— Start RECORDS SUPPLIED —

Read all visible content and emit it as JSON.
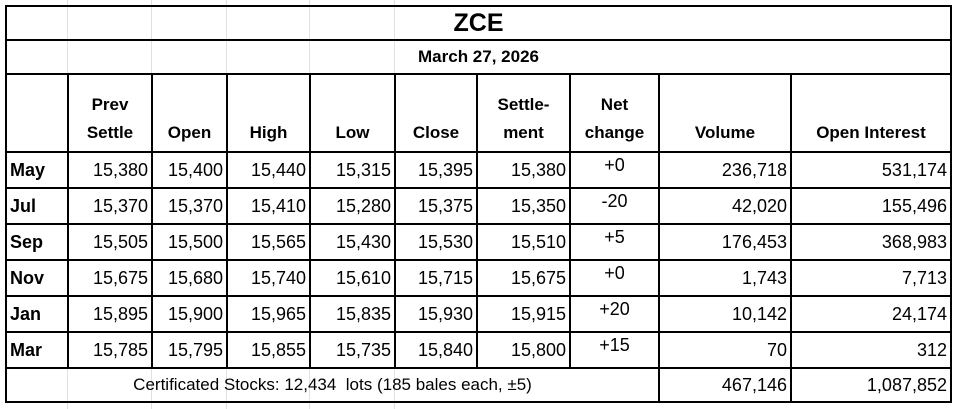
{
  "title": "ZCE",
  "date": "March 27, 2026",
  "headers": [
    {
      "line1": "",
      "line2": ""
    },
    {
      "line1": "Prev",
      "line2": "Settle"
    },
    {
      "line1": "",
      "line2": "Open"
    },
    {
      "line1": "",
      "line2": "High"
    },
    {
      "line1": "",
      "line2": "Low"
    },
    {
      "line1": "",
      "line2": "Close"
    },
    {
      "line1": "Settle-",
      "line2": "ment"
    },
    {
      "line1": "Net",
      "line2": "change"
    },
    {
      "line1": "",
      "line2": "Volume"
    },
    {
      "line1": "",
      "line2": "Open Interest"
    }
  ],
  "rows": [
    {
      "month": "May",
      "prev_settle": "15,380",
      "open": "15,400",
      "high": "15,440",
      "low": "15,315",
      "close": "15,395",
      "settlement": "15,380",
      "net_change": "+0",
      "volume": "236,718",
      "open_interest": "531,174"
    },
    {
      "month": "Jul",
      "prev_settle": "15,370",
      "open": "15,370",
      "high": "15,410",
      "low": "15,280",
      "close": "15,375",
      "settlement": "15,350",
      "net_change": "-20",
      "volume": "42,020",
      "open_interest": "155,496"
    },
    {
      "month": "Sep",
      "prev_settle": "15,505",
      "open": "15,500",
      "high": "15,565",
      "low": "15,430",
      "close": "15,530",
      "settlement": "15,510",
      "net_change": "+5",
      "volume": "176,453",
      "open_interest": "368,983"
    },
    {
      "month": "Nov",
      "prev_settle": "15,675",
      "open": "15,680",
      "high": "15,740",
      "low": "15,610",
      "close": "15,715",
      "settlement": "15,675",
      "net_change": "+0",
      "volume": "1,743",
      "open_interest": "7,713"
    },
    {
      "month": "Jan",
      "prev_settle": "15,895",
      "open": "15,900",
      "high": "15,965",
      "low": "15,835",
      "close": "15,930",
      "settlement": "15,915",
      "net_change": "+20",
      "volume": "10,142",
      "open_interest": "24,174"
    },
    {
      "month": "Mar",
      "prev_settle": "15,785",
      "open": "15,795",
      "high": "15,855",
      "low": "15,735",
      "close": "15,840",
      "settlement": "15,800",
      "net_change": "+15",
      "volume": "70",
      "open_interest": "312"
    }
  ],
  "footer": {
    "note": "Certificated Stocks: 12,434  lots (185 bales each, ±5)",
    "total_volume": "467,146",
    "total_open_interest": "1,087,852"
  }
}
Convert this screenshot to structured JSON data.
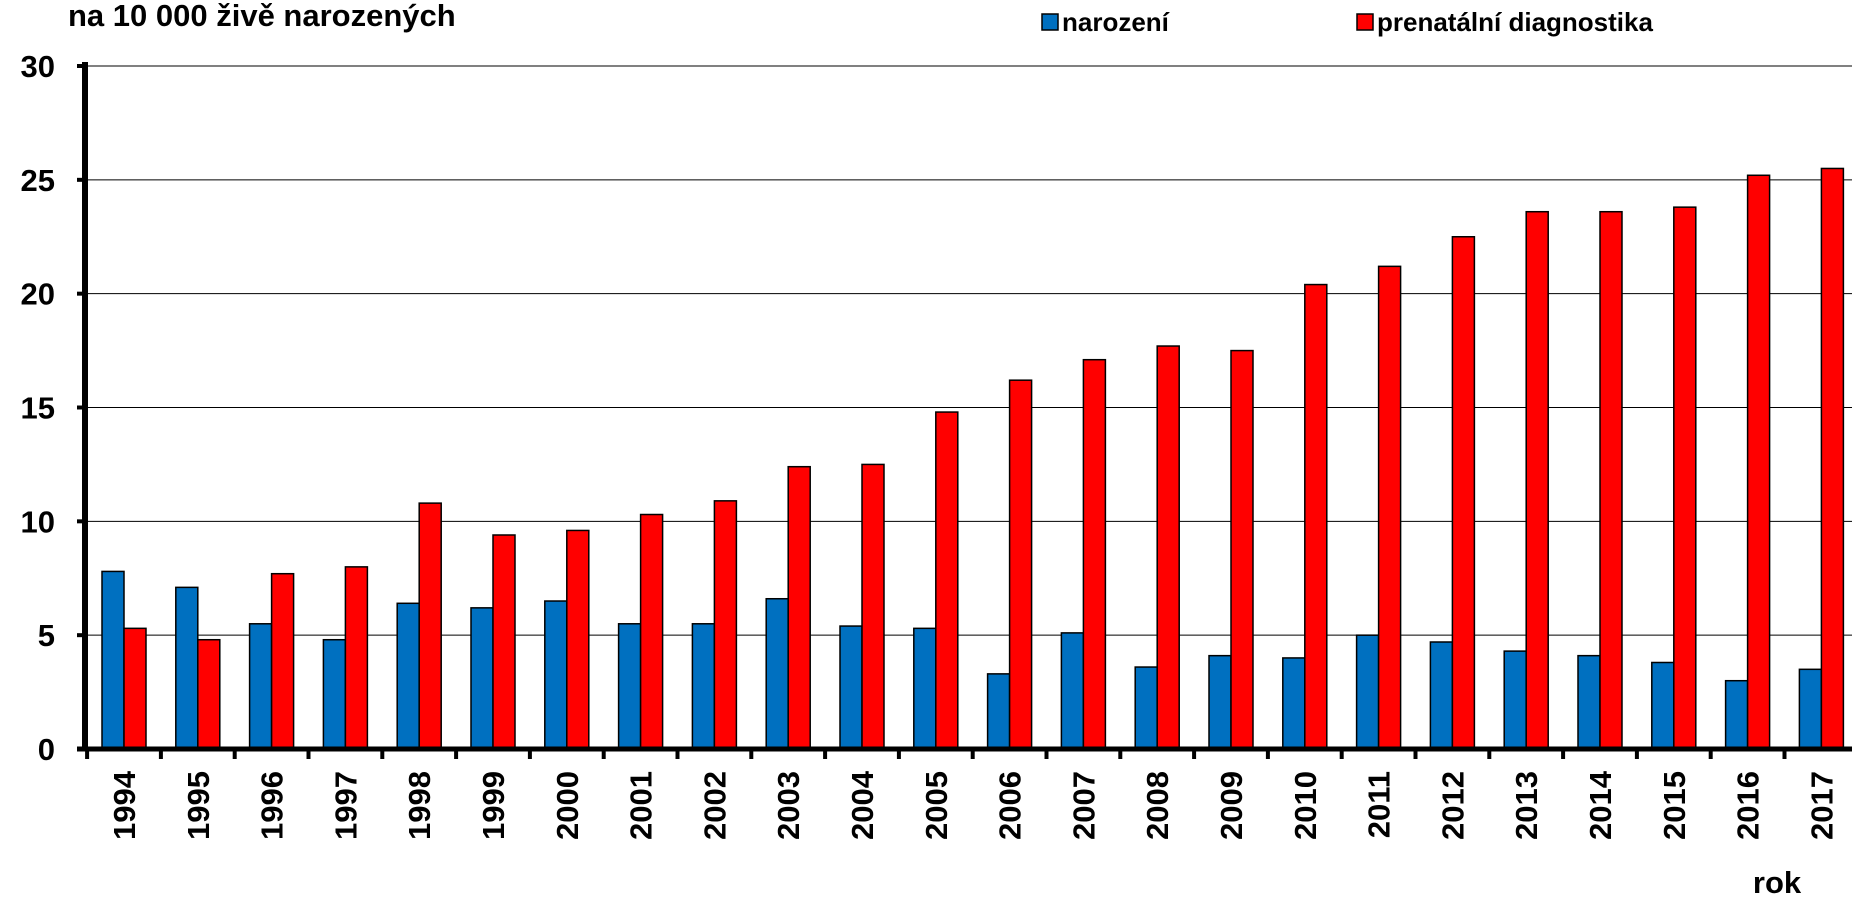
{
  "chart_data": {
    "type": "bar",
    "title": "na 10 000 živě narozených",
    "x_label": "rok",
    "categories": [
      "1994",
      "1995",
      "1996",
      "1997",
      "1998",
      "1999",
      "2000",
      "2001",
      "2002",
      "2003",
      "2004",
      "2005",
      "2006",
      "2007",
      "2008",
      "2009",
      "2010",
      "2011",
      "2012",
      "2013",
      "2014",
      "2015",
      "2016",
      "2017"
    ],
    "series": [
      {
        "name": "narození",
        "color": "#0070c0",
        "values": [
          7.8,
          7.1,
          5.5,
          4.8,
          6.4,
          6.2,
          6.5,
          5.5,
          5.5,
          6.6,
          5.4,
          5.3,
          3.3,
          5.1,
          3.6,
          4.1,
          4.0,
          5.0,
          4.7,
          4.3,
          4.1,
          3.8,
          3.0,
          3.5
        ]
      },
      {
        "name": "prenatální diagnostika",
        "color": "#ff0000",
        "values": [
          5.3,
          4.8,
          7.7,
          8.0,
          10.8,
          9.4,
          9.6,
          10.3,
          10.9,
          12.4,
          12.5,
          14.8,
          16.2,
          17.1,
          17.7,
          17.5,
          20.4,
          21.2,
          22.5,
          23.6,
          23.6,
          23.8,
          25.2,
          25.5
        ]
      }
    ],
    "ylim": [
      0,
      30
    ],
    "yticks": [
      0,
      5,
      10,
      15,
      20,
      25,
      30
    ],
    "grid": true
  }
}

— End RECORDS SUPPLIED —

EXERCISE PROMPT
Lines in the records that hold the word "name" are to be counted; give only the total.

RESPONSE TO THIS EXERCISE
2